Figure record listings
▶
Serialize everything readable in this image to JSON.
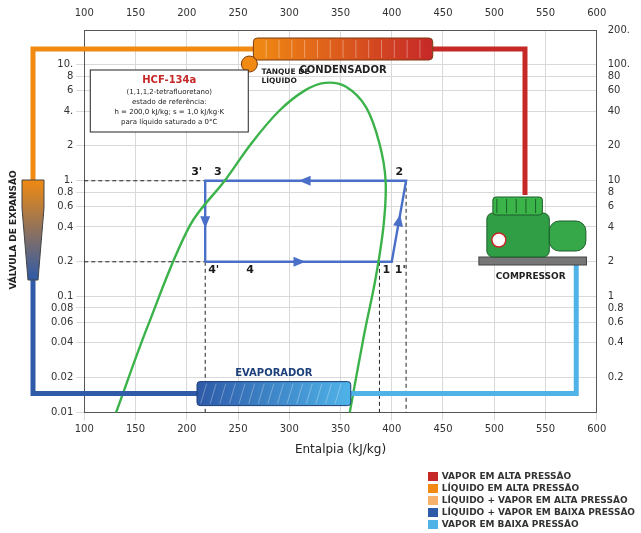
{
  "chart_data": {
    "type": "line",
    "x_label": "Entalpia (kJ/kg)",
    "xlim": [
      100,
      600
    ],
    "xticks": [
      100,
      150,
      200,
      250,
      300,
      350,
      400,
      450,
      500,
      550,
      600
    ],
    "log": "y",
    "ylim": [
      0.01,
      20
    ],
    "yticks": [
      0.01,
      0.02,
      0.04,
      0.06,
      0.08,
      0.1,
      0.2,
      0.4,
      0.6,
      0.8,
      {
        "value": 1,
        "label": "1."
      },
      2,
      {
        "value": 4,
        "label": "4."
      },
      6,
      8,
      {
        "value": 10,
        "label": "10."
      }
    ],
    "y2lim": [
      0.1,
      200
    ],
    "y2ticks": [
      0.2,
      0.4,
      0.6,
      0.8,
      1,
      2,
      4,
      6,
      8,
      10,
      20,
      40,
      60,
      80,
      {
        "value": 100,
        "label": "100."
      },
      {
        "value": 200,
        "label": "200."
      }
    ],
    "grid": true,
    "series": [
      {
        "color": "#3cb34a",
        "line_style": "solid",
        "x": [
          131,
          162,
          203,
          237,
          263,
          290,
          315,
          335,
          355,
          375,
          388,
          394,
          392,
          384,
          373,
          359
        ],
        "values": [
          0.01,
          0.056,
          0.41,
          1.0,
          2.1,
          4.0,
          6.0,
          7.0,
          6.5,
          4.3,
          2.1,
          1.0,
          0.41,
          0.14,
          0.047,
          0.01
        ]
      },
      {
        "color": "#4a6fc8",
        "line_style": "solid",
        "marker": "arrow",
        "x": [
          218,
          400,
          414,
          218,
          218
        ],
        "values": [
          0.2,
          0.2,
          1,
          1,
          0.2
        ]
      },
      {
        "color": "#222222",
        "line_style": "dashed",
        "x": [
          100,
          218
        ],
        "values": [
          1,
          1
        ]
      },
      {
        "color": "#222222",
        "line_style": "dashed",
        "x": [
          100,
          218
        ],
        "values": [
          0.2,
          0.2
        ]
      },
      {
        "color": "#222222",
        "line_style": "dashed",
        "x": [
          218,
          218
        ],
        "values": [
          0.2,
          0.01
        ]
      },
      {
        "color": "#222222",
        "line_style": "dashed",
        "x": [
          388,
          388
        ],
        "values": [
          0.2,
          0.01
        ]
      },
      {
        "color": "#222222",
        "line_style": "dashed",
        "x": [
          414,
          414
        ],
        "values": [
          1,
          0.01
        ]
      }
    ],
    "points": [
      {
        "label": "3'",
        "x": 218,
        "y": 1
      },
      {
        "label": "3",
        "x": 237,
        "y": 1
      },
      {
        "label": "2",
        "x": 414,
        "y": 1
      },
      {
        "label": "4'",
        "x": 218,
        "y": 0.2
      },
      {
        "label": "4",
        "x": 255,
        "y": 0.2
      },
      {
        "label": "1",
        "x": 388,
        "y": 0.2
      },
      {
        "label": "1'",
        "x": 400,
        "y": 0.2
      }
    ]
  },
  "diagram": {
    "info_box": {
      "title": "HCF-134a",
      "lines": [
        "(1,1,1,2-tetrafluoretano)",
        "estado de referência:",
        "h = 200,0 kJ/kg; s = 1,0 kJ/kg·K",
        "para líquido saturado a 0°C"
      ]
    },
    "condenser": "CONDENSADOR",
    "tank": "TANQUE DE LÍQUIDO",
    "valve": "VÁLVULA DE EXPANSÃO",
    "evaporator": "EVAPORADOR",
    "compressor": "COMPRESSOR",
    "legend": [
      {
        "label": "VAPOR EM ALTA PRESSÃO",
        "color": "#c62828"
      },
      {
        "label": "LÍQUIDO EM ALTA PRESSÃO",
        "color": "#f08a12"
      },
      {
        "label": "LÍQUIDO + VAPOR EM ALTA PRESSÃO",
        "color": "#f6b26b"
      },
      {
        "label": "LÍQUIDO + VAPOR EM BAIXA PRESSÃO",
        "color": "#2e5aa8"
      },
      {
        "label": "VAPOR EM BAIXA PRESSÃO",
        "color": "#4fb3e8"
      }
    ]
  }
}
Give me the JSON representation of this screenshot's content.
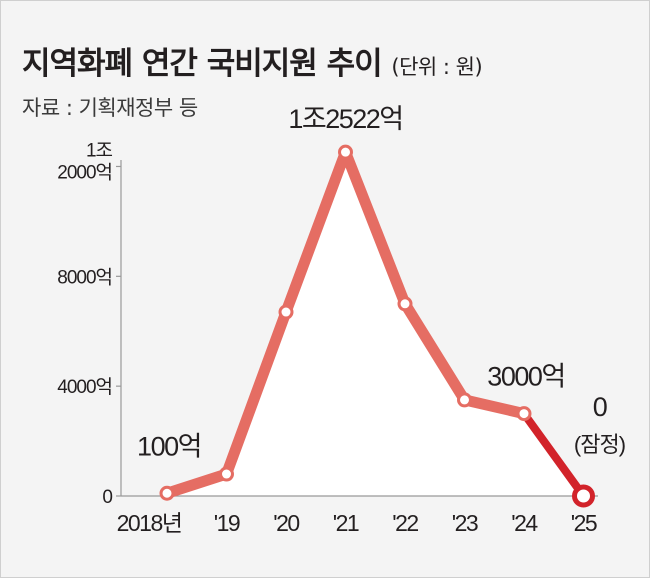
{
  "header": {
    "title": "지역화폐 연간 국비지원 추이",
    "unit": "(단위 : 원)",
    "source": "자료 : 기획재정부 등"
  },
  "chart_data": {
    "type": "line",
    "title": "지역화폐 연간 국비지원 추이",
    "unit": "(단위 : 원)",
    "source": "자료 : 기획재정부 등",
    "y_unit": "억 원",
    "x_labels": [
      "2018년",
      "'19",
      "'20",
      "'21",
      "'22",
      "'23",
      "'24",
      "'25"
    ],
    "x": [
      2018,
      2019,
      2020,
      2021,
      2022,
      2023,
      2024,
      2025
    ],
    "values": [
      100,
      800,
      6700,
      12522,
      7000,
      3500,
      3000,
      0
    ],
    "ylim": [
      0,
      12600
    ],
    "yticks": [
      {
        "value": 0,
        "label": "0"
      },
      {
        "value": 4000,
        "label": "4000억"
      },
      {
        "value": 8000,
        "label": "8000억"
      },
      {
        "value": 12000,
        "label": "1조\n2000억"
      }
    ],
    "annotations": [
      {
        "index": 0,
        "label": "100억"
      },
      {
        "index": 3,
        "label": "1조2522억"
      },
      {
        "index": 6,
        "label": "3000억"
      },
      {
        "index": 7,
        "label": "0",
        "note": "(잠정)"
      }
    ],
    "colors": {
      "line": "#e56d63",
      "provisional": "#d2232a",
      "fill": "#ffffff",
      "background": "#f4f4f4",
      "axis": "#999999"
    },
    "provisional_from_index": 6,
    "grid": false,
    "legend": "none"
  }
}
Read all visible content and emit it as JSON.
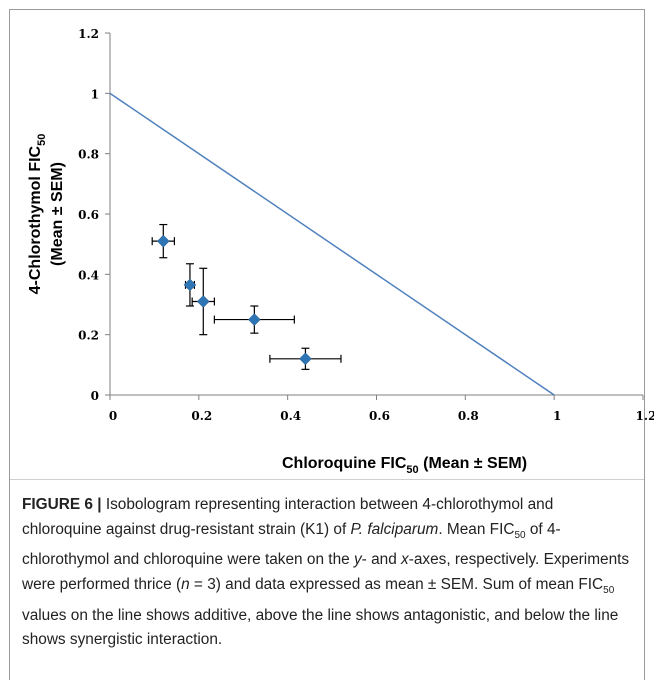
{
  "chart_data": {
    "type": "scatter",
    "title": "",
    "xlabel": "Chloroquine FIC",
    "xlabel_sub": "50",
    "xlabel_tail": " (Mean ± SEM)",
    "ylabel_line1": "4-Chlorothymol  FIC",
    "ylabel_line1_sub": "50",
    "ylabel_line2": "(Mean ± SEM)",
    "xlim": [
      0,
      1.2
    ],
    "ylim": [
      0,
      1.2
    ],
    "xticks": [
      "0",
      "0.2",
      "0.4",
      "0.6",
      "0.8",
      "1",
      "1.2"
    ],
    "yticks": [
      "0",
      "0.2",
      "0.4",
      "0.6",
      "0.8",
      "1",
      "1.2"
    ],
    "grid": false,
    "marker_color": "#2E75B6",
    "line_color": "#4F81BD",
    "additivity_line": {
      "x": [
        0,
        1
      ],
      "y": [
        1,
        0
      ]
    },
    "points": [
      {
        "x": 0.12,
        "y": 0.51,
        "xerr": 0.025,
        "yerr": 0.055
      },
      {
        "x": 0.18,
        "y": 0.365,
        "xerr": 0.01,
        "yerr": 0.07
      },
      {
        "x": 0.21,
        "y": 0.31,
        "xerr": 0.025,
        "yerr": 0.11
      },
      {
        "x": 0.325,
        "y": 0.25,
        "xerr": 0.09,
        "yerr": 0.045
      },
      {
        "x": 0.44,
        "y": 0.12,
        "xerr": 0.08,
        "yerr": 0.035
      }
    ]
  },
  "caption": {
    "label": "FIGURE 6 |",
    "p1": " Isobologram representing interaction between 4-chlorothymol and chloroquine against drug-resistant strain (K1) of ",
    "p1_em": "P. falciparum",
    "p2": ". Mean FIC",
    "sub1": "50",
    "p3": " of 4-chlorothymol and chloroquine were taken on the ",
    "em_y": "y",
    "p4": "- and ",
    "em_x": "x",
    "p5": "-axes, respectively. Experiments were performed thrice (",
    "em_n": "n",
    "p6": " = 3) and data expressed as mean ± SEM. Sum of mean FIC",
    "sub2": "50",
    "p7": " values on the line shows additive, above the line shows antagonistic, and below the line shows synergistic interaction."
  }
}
◀
Given task:
Every line of the material is to be quoted exactly, with no pictures carried over.

Result:
Serialize everything readable in this image to JSON.
{
  "chart_data": {
    "type": "line",
    "x_label": "Entalpia (kJ/kg)",
    "xlim": [
      100,
      600
    ],
    "xticks": [
      100,
      150,
      200,
      250,
      300,
      350,
      400,
      450,
      500,
      550,
      600
    ],
    "log": "y",
    "ylim": [
      0.01,
      20
    ],
    "yticks": [
      0.01,
      0.02,
      0.04,
      0.06,
      0.08,
      0.1,
      0.2,
      0.4,
      0.6,
      0.8,
      {
        "value": 1,
        "label": "1."
      },
      2,
      {
        "value": 4,
        "label": "4."
      },
      6,
      8,
      {
        "value": 10,
        "label": "10."
      }
    ],
    "y2lim": [
      0.1,
      200
    ],
    "y2ticks": [
      0.2,
      0.4,
      0.6,
      0.8,
      1,
      2,
      4,
      6,
      8,
      10,
      20,
      40,
      60,
      80,
      {
        "value": 100,
        "label": "100."
      },
      {
        "value": 200,
        "label": "200."
      }
    ],
    "grid": true,
    "series": [
      {
        "color": "#3cb34a",
        "line_style": "solid",
        "x": [
          131,
          162,
          203,
          237,
          263,
          290,
          315,
          335,
          355,
          375,
          388,
          394,
          392,
          384,
          373,
          359
        ],
        "values": [
          0.01,
          0.056,
          0.41,
          1.0,
          2.1,
          4.0,
          6.0,
          7.0,
          6.5,
          4.3,
          2.1,
          1.0,
          0.41,
          0.14,
          0.047,
          0.01
        ]
      },
      {
        "color": "#4a6fc8",
        "line_style": "solid",
        "marker": "arrow",
        "x": [
          218,
          400,
          414,
          218,
          218
        ],
        "values": [
          0.2,
          0.2,
          1,
          1,
          0.2
        ]
      },
      {
        "color": "#222222",
        "line_style": "dashed",
        "x": [
          100,
          218
        ],
        "values": [
          1,
          1
        ]
      },
      {
        "color": "#222222",
        "line_style": "dashed",
        "x": [
          100,
          218
        ],
        "values": [
          0.2,
          0.2
        ]
      },
      {
        "color": "#222222",
        "line_style": "dashed",
        "x": [
          218,
          218
        ],
        "values": [
          0.2,
          0.01
        ]
      },
      {
        "color": "#222222",
        "line_style": "dashed",
        "x": [
          388,
          388
        ],
        "values": [
          0.2,
          0.01
        ]
      },
      {
        "color": "#222222",
        "line_style": "dashed",
        "x": [
          414,
          414
        ],
        "values": [
          1,
          0.01
        ]
      }
    ],
    "points": [
      {
        "label": "3'",
        "x": 218,
        "y": 1
      },
      {
        "label": "3",
        "x": 237,
        "y": 1
      },
      {
        "label": "2",
        "x": 414,
        "y": 1
      },
      {
        "label": "4'",
        "x": 218,
        "y": 0.2
      },
      {
        "label": "4",
        "x": 255,
        "y": 0.2
      },
      {
        "label": "1",
        "x": 388,
        "y": 0.2
      },
      {
        "label": "1'",
        "x": 400,
        "y": 0.2
      }
    ]
  },
  "diagram": {
    "info_box": {
      "title": "HCF-134a",
      "lines": [
        "(1,1,1,2-tetrafluoretano)",
        "estado de referência:",
        "h = 200,0 kJ/kg; s = 1,0 kJ/kg·K",
        "para líquido saturado a 0°C"
      ]
    },
    "condenser": "CONDENSADOR",
    "tank": "TANQUE DE LÍQUIDO",
    "valve": "VÁLVULA DE EXPANSÃO",
    "evaporator": "EVAPORADOR",
    "compressor": "COMPRESSOR",
    "legend": [
      {
        "label": "VAPOR EM ALTA PRESSÃO",
        "color": "#c62828"
      },
      {
        "label": "LÍQUIDO EM ALTA PRESSÃO",
        "color": "#f08a12"
      },
      {
        "label": "LÍQUIDO + VAPOR EM ALTA PRESSÃO",
        "color": "#f6b26b"
      },
      {
        "label": "LÍQUIDO + VAPOR EM BAIXA PRESSÃO",
        "color": "#2e5aa8"
      },
      {
        "label": "VAPOR EM BAIXA PRESSÃO",
        "color": "#4fb3e8"
      }
    ]
  }
}
Give me the JSON representation of this screenshot's content.
{
  "header": {
    "title": "지역화폐 연간 국비지원 추이",
    "unit": "(단위 : 원)",
    "source": "자료 : 기획재정부 등"
  },
  "chart_data": {
    "type": "line",
    "title": "지역화폐 연간 국비지원 추이",
    "unit": "(단위 : 원)",
    "source": "자료 : 기획재정부 등",
    "y_unit": "억 원",
    "x_labels": [
      "2018년",
      "'19",
      "'20",
      "'21",
      "'22",
      "'23",
      "'24",
      "'25"
    ],
    "x": [
      2018,
      2019,
      2020,
      2021,
      2022,
      2023,
      2024,
      2025
    ],
    "values": [
      100,
      800,
      6700,
      12522,
      7000,
      3500,
      3000,
      0
    ],
    "ylim": [
      0,
      12600
    ],
    "yticks": [
      {
        "value": 0,
        "label": "0"
      },
      {
        "value": 4000,
        "label": "4000억"
      },
      {
        "value": 8000,
        "label": "8000억"
      },
      {
        "value": 12000,
        "label": "1조\n2000억"
      }
    ],
    "annotations": [
      {
        "index": 0,
        "label": "100억"
      },
      {
        "index": 3,
        "label": "1조2522억"
      },
      {
        "index": 6,
        "label": "3000억"
      },
      {
        "index": 7,
        "label": "0",
        "note": "(잠정)"
      }
    ],
    "colors": {
      "line": "#e56d63",
      "provisional": "#d2232a",
      "fill": "#ffffff",
      "background": "#f4f4f4",
      "axis": "#999999"
    },
    "provisional_from_index": 6,
    "grid": false,
    "legend": "none"
  }
}
Read all visible content and emit it as JSON.
{
  "chart_data": {
    "type": "scatter",
    "title": "",
    "xlabel": "Chloroquine FIC",
    "xlabel_sub": "50",
    "xlabel_tail": " (Mean ± SEM)",
    "ylabel_line1": "4-Chlorothymol  FIC",
    "ylabel_line1_sub": "50",
    "ylabel_line2": "(Mean ± SEM)",
    "xlim": [
      0,
      1.2
    ],
    "ylim": [
      0,
      1.2
    ],
    "xticks": [
      "0",
      "0.2",
      "0.4",
      "0.6",
      "0.8",
      "1",
      "1.2"
    ],
    "yticks": [
      "0",
      "0.2",
      "0.4",
      "0.6",
      "0.8",
      "1",
      "1.2"
    ],
    "grid": false,
    "marker_color": "#2E75B6",
    "line_color": "#4F81BD",
    "additivity_line": {
      "x": [
        0,
        1
      ],
      "y": [
        1,
        0
      ]
    },
    "points": [
      {
        "x": 0.12,
        "y": 0.51,
        "xerr": 0.025,
        "yerr": 0.055
      },
      {
        "x": 0.18,
        "y": 0.365,
        "xerr": 0.01,
        "yerr": 0.07
      },
      {
        "x": 0.21,
        "y": 0.31,
        "xerr": 0.025,
        "yerr": 0.11
      },
      {
        "x": 0.325,
        "y": 0.25,
        "xerr": 0.09,
        "yerr": 0.045
      },
      {
        "x": 0.44,
        "y": 0.12,
        "xerr": 0.08,
        "yerr": 0.035
      }
    ]
  },
  "caption": {
    "label": "FIGURE 6 |",
    "p1": " Isobologram representing interaction between 4-chlorothymol and chloroquine against drug-resistant strain (K1) of ",
    "p1_em": "P. falciparum",
    "p2": ". Mean FIC",
    "sub1": "50",
    "p3": " of 4-chlorothymol and chloroquine were taken on the ",
    "em_y": "y",
    "p4": "- and ",
    "em_x": "x",
    "p5": "-axes, respectively. Experiments were performed thrice (",
    "em_n": "n",
    "p6": " = 3) and data expressed as mean ± SEM. Sum of mean FIC",
    "sub2": "50",
    "p7": " values on the line shows additive, above the line shows antagonistic, and below the line shows synergistic interaction."
  }
}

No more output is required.